■ EXERCISE GOAL: Collect all lines from the records below that include the word "information".

■ THE DATA:
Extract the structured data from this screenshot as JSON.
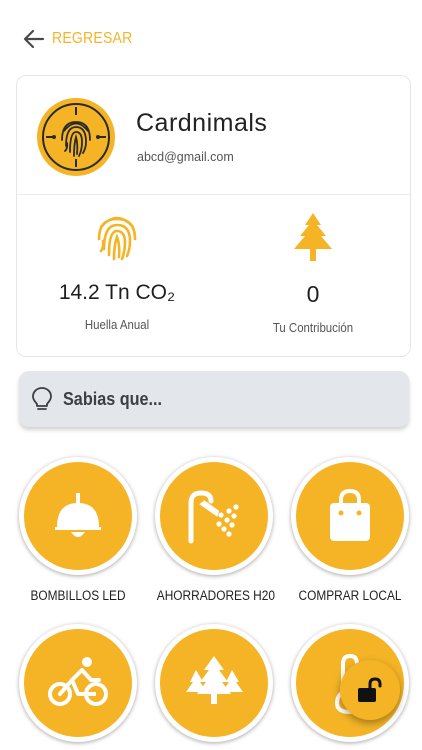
{
  "nav": {
    "back_label": "REGRESAR"
  },
  "profile": {
    "name": "Cardnimals",
    "email": "abcd@gmail.com"
  },
  "stats": [
    {
      "value": "14.2 Tn CO₂",
      "label": "Huella Anual",
      "icon": "fingerprint-icon"
    },
    {
      "value": "0",
      "label": "Tu Contribución",
      "icon": "tree-icon"
    }
  ],
  "tip": {
    "label": "Sabias que...",
    "icon": "lightbulb-icon"
  },
  "categories": [
    {
      "label": "BOMBILLOS LED",
      "icon": "ceiling-lamp-icon"
    },
    {
      "label": "AHORRADORES H20",
      "icon": "shower-icon"
    },
    {
      "label": "COMPRAR LOCAL",
      "icon": "shopping-bag-icon"
    },
    {
      "label": "",
      "icon": "bicycle-icon"
    },
    {
      "label": "",
      "icon": "forest-icon"
    },
    {
      "label": "",
      "icon": "thermometer-icon"
    }
  ],
  "fab": {
    "icon": "unlock-icon"
  },
  "colors": {
    "accent": "#F4B426",
    "tip_bg": "#e3e6ea",
    "icon_white": "#ffffff",
    "text": "#222222"
  }
}
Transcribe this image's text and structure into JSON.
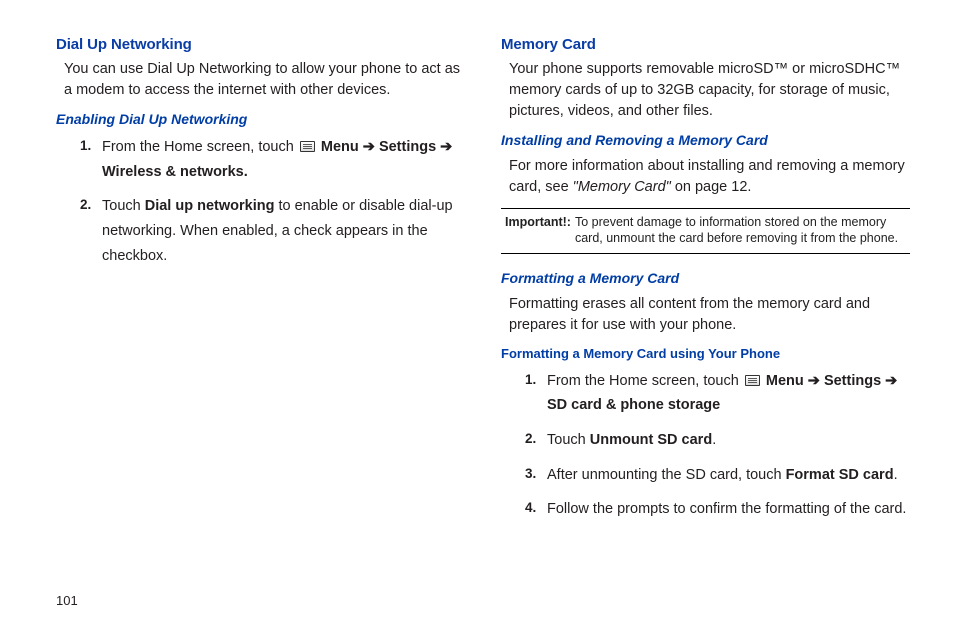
{
  "pageNumber": "101",
  "left": {
    "h1": "Dial Up Networking",
    "p1": "You can use Dial Up Networking to allow your phone to act as a modem to access the internet with other devices.",
    "h_sub": "Enabling Dial Up Networking",
    "step1_a": "From the Home screen, touch ",
    "step1_menu": "Menu",
    "step1_arrow1": " ➔ ",
    "step1_settings": "Settings",
    "step1_arrow2": " ➔ ",
    "step1_wireless": "Wireless & networks.",
    "step2_a": "Touch ",
    "step2_b": "Dial up networking",
    "step2_c": " to enable or disable dial-up networking. When enabled, a check appears in the checkbox."
  },
  "right": {
    "h1": "Memory Card",
    "p1": "Your phone supports removable microSD™ or microSDHC™ memory cards of up to 32GB capacity, for storage of music, pictures, videos, and other files.",
    "h_sub1": "Installing and Removing a Memory Card",
    "p2_a": "For more information about installing and removing a memory card, see ",
    "p2_ref": "\"Memory Card\"",
    "p2_b": " on page 12.",
    "important_label": "Important!:",
    "important_text": "To prevent damage to information stored on the memory card, unmount the card before removing it from the phone.",
    "h_sub2": "Formatting a Memory Card",
    "p3": "Formatting erases all content from the memory card and prepares it for use with your phone.",
    "h_sub3": "Formatting a Memory Card using Your Phone",
    "step1_a": "From the Home screen, touch ",
    "step1_menu": "Menu",
    "step1_arrow1": " ➔ ",
    "step1_settings": "Settings",
    "step1_arrow2": " ➔ ",
    "step1_sd": "SD card & phone storage",
    "step2_a": "Touch ",
    "step2_b": "Unmount SD card",
    "step2_c": ".",
    "step3_a": "After unmounting the SD card, touch ",
    "step3_b": "Format SD card",
    "step3_c": ".",
    "step4": "Follow the prompts to confirm the formatting of the card."
  }
}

■ ANSWER:
    "p2_a": "For more information about installing and removing a memory card, see ",
    "important_text": "To prevent damage to information stored on the memory card, unmount the card before removing it from the phone.",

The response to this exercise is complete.